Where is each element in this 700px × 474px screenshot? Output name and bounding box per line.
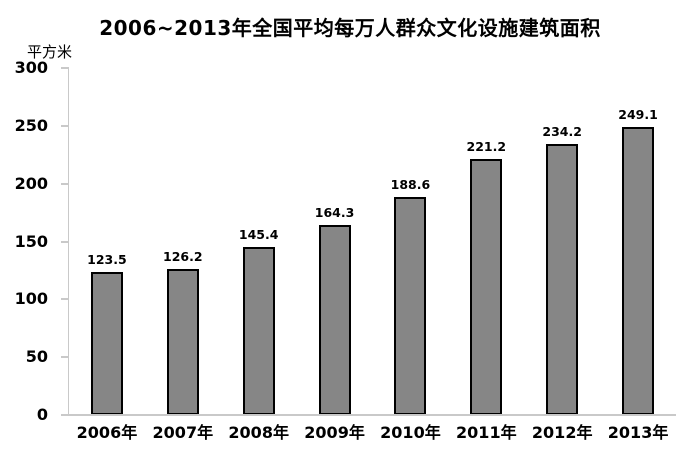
bar-value-label: 123.5	[87, 252, 127, 268]
bar-value-label: 145.4	[238, 226, 279, 242]
bar-value-label: 249.1	[618, 106, 658, 122]
y-axis-tick-label: 0	[36, 405, 48, 424]
x-axis-tick-label: 2008年	[228, 423, 289, 442]
y-axis-tick	[61, 356, 69, 359]
bar-2007年	[166, 269, 199, 415]
bar-value-label: 221.2	[466, 139, 507, 155]
y-axis-tick	[61, 182, 69, 185]
y-axis-tick	[61, 124, 69, 127]
y-axis-tick-label: 250	[14, 115, 48, 135]
bar-2008年	[242, 246, 275, 415]
bar-2013年	[622, 126, 655, 415]
x-axis-tick-label: 2007年	[152, 423, 214, 442]
x-axis-tick-label: 2006年	[76, 423, 138, 442]
y-axis-tick-label: 100	[14, 289, 48, 309]
bar-value-label: 234.2	[542, 124, 582, 140]
chart-title: 2006~2013年全国平均每万人群众文化设施建筑面积	[99, 16, 601, 40]
y-axis-unit-label: 平方米	[27, 43, 73, 61]
y-axis-tick-label: 200	[14, 173, 48, 193]
y-axis-tick-label: 300	[14, 58, 48, 77]
bar-2012年	[546, 144, 579, 415]
x-axis-tick-label: 2012年	[531, 423, 593, 442]
y-axis-tick	[61, 298, 69, 301]
x-axis-tick-label: 2010年	[380, 423, 441, 442]
bar-2006年	[90, 272, 123, 415]
y-axis-tick-label: 150	[14, 231, 48, 251]
x-axis-tick-label: 2009年	[304, 423, 365, 442]
y-axis-tick-label: 50	[25, 347, 48, 367]
x-axis-line	[62, 414, 676, 416]
bar-value-label: 188.6	[390, 176, 431, 192]
y-axis-tick	[61, 67, 69, 69]
bar-value-label: 126.2	[163, 249, 203, 265]
x-axis-tick-label: 2011年	[456, 423, 517, 442]
y-axis-tick	[61, 240, 69, 243]
bar-2010年	[394, 196, 427, 415]
bar-value-label: 164.3	[314, 204, 355, 220]
bar-2011年	[470, 159, 503, 415]
bar-2009年	[318, 224, 351, 415]
x-axis-tick-label: 2013年	[607, 423, 669, 442]
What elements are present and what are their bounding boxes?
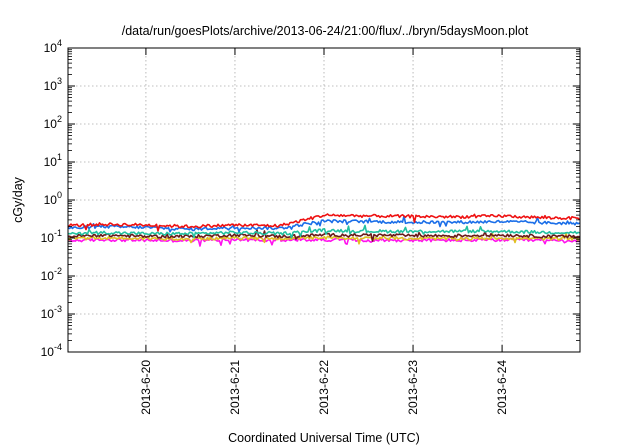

> _REQUIRED WORK_
Can you repeat this listing word for word, from start to finish, but without the pictures?

> _RESPONSE_
Where is each element in this 700px × 474px screenshot? Output name and bounding box per line.
bar-value-label: 123.5	[87, 252, 127, 268]
bar-value-label: 145.4	[238, 226, 279, 242]
bar-value-label: 249.1	[618, 106, 658, 122]
y-axis-tick-label: 0	[36, 405, 48, 424]
x-axis-tick-label: 2008年	[228, 423, 289, 442]
y-axis-tick	[61, 356, 69, 359]
bar-2007年	[166, 269, 199, 415]
bar-value-label: 221.2	[466, 139, 507, 155]
y-axis-tick	[61, 182, 69, 185]
y-axis-tick	[61, 124, 69, 127]
y-axis-tick-label: 250	[14, 115, 48, 135]
bar-2008年	[242, 246, 275, 415]
bar-2013年	[622, 126, 655, 415]
x-axis-tick-label: 2007年	[152, 423, 214, 442]
x-axis-tick-label: 2006年	[76, 423, 138, 442]
y-axis-tick-label: 100	[14, 289, 48, 309]
bar-value-label: 234.2	[542, 124, 582, 140]
chart-title: 2006~2013年全国平均每万人群众文化设施建筑面积	[99, 16, 601, 40]
y-axis-unit-label: 平方米	[27, 43, 73, 61]
y-axis-tick-label: 200	[14, 173, 48, 193]
y-axis-tick-label: 300	[14, 58, 48, 77]
bar-2012年	[546, 144, 579, 415]
x-axis-tick-label: 2012年	[531, 423, 593, 442]
y-axis-tick	[61, 298, 69, 301]
x-axis-tick-label: 2010年	[380, 423, 441, 442]
bar-2006年	[90, 272, 123, 415]
y-axis-tick-label: 150	[14, 231, 48, 251]
x-axis-tick-label: 2009年	[304, 423, 365, 442]
y-axis-tick-label: 50	[25, 347, 48, 367]
x-axis-line	[62, 414, 676, 416]
bar-value-label: 188.6	[390, 176, 431, 192]
y-axis-tick	[61, 67, 69, 69]
bar-value-label: 126.2	[163, 249, 203, 265]
x-axis-tick-label: 2011年	[456, 423, 517, 442]
y-axis-tick	[61, 240, 69, 243]
bar-2010年	[394, 196, 427, 415]
bar-value-label: 164.3	[314, 204, 355, 220]
bar-2011年	[470, 159, 503, 415]
bar-2009年	[318, 224, 351, 415]
x-axis-tick-label: 2013年	[607, 423, 669, 442]
What elements are present and what are their bounding boxes?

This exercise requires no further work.